* YOUR TASK:
Pull every line with the word "that" out of the entries below.

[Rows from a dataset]
§ §
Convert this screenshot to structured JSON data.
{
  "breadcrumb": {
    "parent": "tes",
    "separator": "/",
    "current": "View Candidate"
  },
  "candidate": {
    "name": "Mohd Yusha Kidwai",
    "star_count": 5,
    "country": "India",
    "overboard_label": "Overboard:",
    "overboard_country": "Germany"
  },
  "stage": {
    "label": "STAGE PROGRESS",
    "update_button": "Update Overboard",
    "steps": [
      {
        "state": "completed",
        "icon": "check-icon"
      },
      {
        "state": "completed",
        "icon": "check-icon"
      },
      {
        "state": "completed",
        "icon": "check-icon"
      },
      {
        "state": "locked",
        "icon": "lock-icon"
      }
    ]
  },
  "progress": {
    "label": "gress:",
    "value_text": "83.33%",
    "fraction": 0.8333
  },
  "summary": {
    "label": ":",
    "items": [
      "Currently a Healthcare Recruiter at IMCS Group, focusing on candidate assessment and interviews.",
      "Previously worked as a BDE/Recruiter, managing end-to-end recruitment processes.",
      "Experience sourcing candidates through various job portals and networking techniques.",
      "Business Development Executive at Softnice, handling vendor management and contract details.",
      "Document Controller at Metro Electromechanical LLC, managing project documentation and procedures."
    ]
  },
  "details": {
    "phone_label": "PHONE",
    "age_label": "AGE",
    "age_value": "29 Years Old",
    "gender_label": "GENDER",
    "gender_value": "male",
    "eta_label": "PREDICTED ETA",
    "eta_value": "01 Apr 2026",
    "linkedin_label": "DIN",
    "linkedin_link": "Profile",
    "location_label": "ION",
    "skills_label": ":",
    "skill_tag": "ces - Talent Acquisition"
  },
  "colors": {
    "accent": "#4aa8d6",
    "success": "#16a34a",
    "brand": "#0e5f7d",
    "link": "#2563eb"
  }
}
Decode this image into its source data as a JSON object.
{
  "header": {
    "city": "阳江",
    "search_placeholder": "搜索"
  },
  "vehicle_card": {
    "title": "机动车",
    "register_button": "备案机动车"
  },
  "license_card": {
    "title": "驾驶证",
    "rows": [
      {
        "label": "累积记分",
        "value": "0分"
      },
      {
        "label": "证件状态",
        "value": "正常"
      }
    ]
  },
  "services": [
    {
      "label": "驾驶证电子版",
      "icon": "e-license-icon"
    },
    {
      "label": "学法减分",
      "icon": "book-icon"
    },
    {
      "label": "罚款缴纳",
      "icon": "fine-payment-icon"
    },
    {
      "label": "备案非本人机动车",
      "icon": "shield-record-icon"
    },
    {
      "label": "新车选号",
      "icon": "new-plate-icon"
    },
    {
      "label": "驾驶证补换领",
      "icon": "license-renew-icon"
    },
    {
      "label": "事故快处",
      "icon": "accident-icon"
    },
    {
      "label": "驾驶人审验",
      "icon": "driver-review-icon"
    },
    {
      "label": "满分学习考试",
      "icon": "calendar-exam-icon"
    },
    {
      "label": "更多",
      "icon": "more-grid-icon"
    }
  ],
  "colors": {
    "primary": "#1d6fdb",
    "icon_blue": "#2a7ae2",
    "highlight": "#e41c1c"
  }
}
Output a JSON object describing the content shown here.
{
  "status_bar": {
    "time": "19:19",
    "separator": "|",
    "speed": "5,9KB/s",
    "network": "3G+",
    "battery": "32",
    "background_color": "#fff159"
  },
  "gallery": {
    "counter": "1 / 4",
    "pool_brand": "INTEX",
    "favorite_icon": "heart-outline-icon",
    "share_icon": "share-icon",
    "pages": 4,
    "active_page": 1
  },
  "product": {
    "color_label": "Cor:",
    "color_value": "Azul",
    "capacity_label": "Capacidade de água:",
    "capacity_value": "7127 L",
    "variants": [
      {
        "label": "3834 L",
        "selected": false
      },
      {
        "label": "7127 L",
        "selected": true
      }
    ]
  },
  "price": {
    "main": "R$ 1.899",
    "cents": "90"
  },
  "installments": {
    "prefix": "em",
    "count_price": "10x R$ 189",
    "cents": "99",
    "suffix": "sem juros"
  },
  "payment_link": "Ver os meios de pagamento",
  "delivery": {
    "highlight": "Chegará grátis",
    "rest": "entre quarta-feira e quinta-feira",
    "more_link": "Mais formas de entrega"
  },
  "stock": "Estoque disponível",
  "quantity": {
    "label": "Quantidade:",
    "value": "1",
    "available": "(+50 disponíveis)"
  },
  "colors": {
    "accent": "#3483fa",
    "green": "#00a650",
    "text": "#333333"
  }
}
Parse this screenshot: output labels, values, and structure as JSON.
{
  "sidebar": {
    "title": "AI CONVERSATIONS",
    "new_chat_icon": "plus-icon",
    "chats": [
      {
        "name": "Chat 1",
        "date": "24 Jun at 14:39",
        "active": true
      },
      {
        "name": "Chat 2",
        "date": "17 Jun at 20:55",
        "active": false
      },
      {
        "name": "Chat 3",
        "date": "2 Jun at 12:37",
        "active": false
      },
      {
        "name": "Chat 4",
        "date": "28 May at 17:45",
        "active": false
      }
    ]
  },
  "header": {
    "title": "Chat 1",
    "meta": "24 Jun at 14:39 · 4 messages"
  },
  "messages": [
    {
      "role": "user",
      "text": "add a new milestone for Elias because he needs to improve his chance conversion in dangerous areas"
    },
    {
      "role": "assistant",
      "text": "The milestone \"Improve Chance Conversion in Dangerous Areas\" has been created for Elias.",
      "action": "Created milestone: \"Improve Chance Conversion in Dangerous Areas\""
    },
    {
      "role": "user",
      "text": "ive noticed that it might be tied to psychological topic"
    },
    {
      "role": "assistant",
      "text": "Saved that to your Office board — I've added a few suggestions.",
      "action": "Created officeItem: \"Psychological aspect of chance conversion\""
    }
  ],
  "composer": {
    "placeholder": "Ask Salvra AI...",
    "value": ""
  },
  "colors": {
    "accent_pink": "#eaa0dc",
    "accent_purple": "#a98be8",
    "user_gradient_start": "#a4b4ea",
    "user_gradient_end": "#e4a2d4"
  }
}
§ §
* ANSWER TO THE TASK:
      "text": "ive noticed that it might be tied to psychological topic"
      "text": "Saved that to your Office board — I've added a few suggestions.",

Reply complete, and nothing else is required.